> **What this task involves**:
Return the records that follow, matching each one exactly.

----- Dataset

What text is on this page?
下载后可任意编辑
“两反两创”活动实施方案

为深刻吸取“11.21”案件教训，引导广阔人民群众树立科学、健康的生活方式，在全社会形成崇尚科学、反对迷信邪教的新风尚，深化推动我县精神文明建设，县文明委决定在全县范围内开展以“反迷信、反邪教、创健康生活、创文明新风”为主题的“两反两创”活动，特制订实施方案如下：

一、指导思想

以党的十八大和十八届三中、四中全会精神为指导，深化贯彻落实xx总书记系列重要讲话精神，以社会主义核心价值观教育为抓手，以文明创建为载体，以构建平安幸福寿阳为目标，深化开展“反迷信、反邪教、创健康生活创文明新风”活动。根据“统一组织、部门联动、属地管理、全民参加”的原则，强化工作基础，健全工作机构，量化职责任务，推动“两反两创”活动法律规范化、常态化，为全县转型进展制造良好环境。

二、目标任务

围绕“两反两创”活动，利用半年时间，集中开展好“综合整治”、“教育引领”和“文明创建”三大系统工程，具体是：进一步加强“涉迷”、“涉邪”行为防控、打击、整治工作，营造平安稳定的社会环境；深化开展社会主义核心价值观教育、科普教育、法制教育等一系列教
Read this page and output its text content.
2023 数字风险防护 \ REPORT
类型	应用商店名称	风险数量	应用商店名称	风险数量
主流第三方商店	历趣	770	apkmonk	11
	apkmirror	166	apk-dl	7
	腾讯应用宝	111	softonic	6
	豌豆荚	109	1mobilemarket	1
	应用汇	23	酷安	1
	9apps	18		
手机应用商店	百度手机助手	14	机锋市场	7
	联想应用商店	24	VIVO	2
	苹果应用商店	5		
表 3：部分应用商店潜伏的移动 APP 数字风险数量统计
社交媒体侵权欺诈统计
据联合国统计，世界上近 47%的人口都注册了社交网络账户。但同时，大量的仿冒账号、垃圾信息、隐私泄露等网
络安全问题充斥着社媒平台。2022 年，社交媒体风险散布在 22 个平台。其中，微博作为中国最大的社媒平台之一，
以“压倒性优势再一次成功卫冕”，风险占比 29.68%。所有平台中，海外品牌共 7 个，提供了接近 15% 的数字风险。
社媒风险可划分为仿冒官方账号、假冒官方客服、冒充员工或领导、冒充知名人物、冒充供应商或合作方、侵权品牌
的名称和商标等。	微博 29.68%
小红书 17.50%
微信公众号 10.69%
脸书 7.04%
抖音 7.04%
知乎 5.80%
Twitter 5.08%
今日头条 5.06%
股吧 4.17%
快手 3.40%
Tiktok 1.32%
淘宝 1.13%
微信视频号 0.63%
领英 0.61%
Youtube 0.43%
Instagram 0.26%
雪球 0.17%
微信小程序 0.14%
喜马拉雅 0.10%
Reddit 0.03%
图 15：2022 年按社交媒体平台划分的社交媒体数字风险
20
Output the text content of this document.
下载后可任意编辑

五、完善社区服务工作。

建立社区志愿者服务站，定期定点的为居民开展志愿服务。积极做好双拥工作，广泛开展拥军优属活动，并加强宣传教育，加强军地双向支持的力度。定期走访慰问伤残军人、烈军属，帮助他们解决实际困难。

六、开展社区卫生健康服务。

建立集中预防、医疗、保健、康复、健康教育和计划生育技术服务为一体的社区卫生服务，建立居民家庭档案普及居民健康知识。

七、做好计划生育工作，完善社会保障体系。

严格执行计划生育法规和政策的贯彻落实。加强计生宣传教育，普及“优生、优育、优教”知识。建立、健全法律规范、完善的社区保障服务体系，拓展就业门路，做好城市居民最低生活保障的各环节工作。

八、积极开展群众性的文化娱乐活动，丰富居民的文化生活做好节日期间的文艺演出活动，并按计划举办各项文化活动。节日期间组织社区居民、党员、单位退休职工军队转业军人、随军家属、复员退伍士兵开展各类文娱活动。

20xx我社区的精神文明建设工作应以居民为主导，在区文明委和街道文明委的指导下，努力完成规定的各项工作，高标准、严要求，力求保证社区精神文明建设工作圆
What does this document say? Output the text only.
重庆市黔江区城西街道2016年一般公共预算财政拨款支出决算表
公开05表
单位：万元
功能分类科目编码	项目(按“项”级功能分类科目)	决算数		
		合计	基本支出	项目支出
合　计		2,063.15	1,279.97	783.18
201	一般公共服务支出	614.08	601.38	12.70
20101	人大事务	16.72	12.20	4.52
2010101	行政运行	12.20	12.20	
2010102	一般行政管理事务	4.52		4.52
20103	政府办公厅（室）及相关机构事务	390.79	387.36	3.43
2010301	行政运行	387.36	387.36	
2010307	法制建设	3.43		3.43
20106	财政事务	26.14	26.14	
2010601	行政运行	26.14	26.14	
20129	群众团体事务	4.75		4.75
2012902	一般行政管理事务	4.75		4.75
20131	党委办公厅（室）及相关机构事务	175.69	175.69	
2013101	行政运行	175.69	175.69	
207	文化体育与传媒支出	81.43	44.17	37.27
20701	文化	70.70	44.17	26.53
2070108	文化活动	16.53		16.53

----------

> **Result for this exercise**:
What text is on this page?
下载后可任意编辑
“两反两创”活动实施方案

为深刻吸取“11.21”案件教训，引导广阔人民群众树立科学、健康的生活方式，在全社会形成崇尚科学、反对迷信邪教的新风尚，深化推动我县精神文明建设，县文明委决定在全县范围内开展以“反迷信、反邪教、创健康生活、创文明新风”为主题的“两反两创”活动，特制订实施方案如下：

一、指导思想

以党的十八大和十八届三中、四中全会精神为指导，深化贯彻落实xx总书记系列重要讲话精神，以社会主义核心价值观教育为抓手，以文明创建为载体，以构建平安幸福寿阳为目标，深化开展“反迷信、反邪教、创健康生活创文明新风”活动。根据“统一组织、部门联动、属地管理、全民参加”的原则，强化工作基础，健全工作机构，量化职责任务，推动“两反两创”活动法律规范化、常态化，为全县转型进展制造良好环境。

二、目标任务

围绕“两反两创”活动，利用半年时间，集中开展好“综合整治”、“教育引领”和“文明创建”三大系统工程，具体是：进一步加强“涉迷”、“涉邪”行为防控、打击、整治工作，营造平安稳定的社会环境；深化开展社会主义核心价值观教育、科普教育、法制教育等一系列教
Read this page and output its text content.
2023 数字风险防护 \ REPORT
类型	应用商店名称	风险数量	应用商店名称	风险数量
主流第三方商店	历趣	770	apkmonk	11
	apkmirror	166	apk-dl	7
	腾讯应用宝	111	softonic	6
	豌豆荚	109	1mobilemarket	1
	应用汇	23	酷安	1
	9apps	18		
手机应用商店	百度手机助手	14	机锋市场	7
	联想应用商店	24	VIVO	2
	苹果应用商店	5		
表 3：部分应用商店潜伏的移动 APP 数字风险数量统计
社交媒体侵权欺诈统计
据联合国统计，世界上近 47%的人口都注册了社交网络账户。但同时，大量的仿冒账号、垃圾信息、隐私泄露等网
络安全问题充斥着社媒平台。2022 年，社交媒体风险散布在 22 个平台。其中，微博作为中国最大的社媒平台之一，
以“压倒性优势再一次成功卫冕”，风险占比 29.68%。所有平台中，海外品牌共 7 个，提供了接近 15% 的数字风险。
社媒风险可划分为仿冒官方账号、假冒官方客服、冒充员工或领导、冒充知名人物、冒充供应商或合作方、侵权品牌
的名称和商标等。	微博 29.68%
小红书 17.50%
微信公众号 10.69%
脸书 7.04%
抖音 7.04%
知乎 5.80%
Twitter 5.08%
今日头条 5.06%
股吧 4.17%
快手 3.40%
Tiktok 1.32%
淘宝 1.13%
微信视频号 0.63%
领英 0.61%
Youtube 0.43%
Instagram 0.26%
雪球 0.17%
微信小程序 0.14%
喜马拉雅 0.10%
Reddit 0.03%
图 15：2022 年按社交媒体平台划分的社交媒体数字风险
20
Output the text content of this document.
下载后可任意编辑

五、完善社区服务工作。

建立社区志愿者服务站，定期定点的为居民开展志愿服务。积极做好双拥工作，广泛开展拥军优属活动，并加强宣传教育，加强军地双向支持的力度。定期走访慰问伤残军人、烈军属，帮助他们解决实际困难。

六、开展社区卫生健康服务。

建立集中预防、医疗、保健、康复、健康教育和计划生育技术服务为一体的社区卫生服务，建立居民家庭档案普及居民健康知识。

七、做好计划生育工作，完善社会保障体系。

严格执行计划生育法规和政策的贯彻落实。加强计生宣传教育，普及“优生、优育、优教”知识。建立、健全法律规范、完善的社区保障服务体系，拓展就业门路，做好城市居民最低生活保障的各环节工作。

八、积极开展群众性的文化娱乐活动，丰富居民的文化生活做好节日期间的文艺演出活动，并按计划举办各项文化活动。节日期间组织社区居民、党员、单位退休职工军队转业军人、随军家属、复员退伍士兵开展各类文娱活动。

20xx我社区的精神文明建设工作应以居民为主导，在区文明委和街道文明委的指导下，努力完成规定的各项工作，高标准、严要求，力求保证社区精神文明建设工作圆
What does this document say? Output the text only.
重庆市黔江区城西街道2016年一般公共预算财政拨款支出决算表
公开05表
单位：万元
功能分类科目编码	项目(按“项”级功能分类科目)	决算数		
		合计	基本支出	项目支出
合　计		2,063.15	1,279.97	783.18
201	一般公共服务支出	614.08	601.38	12.70
20101	人大事务	16.72	12.20	4.52
2010101	行政运行	12.20	12.20	
2010102	一般行政管理事务	4.52		4.52
20103	政府办公厅（室）及相关机构事务	390.79	387.36	3.43
2010301	行政运行	387.36	387.36	
2010307	法制建设	3.43		3.43
20106	财政事务	26.14	26.14	
2010601	行政运行	26.14	26.14	
20129	群众团体事务	4.75		4.75
2012902	一般行政管理事务	4.75		4.75
20131	党委办公厅（室）及相关机构事务	175.69	175.69	
2013101	行政运行	175.69	175.69	
207	文化体育与传媒支出	81.43	44.17	37.27
20701	文化	70.70	44.17	26.53
2070108	文化活动	16.53		16.53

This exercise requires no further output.